* _Task description_: The entries below should be transcribed in their entirety, exactly as written.

--- Begin ---

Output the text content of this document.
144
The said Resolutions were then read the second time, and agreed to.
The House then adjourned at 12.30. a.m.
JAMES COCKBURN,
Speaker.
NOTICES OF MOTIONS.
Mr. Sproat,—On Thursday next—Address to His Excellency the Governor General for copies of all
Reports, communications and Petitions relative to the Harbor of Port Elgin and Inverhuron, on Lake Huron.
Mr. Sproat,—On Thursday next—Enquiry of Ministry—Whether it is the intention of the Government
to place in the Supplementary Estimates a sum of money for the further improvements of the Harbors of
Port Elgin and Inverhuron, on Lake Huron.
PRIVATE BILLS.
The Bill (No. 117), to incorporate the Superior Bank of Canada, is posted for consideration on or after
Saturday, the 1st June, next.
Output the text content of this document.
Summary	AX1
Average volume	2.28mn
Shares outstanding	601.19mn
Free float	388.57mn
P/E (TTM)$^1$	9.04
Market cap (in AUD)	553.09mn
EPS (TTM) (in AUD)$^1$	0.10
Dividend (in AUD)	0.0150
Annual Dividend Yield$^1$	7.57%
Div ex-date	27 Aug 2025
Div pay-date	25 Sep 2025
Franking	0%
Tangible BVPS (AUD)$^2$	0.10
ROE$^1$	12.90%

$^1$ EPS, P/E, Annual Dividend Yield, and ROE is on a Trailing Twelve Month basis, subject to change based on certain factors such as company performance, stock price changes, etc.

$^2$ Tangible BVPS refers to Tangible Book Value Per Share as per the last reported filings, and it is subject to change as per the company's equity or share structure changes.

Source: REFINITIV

--- End ---

* _Correct result_:
Output the text content of this document.
144
The said Resolutions were then read the second time, and agreed to.
The House then adjourned at 12.30. a.m.
JAMES COCKBURN,
Speaker.
NOTICES OF MOTIONS.
Mr. Sproat,—On Thursday next—Address to His Excellency the Governor General for copies of all
Reports, communications and Petitions relative to the Harbor of Port Elgin and Inverhuron, on Lake Huron.
Mr. Sproat,—On Thursday next—Enquiry of Ministry—Whether it is the intention of the Government
to place in the Supplementary Estimates a sum of money for the further improvements of the Harbors of
Port Elgin and Inverhuron, on Lake Huron.
PRIVATE BILLS.
The Bill (No. 117), to incorporate the Superior Bank of Canada, is posted for consideration on or after
Saturday, the 1st June, next.
Output the text content of this document.
Summary	AX1
Average volume	2.28mn
Shares outstanding	601.19mn
Free float	388.57mn
P/E (TTM)$^1$	9.04
Market cap (in AUD)	553.09mn
EPS (TTM) (in AUD)$^1$	0.10
Dividend (in AUD)	0.0150
Annual Dividend Yield$^1$	7.57%
Div ex-date	27 Aug 2025
Div pay-date	25 Sep 2025
Franking	0%
Tangible BVPS (AUD)$^2$	0.10
ROE$^1$	12.90%

$^1$ EPS, P/E, Annual Dividend Yield, and ROE is on a Trailing Twelve Month basis, subject to change based on certain factors such as company performance, stock price changes, etc.

$^2$ Tangible BVPS refers to Tangible Book Value Per Share as per the last reported filings, and it is subject to change as per the company's equity or share structure changes.

Source: REFINITIV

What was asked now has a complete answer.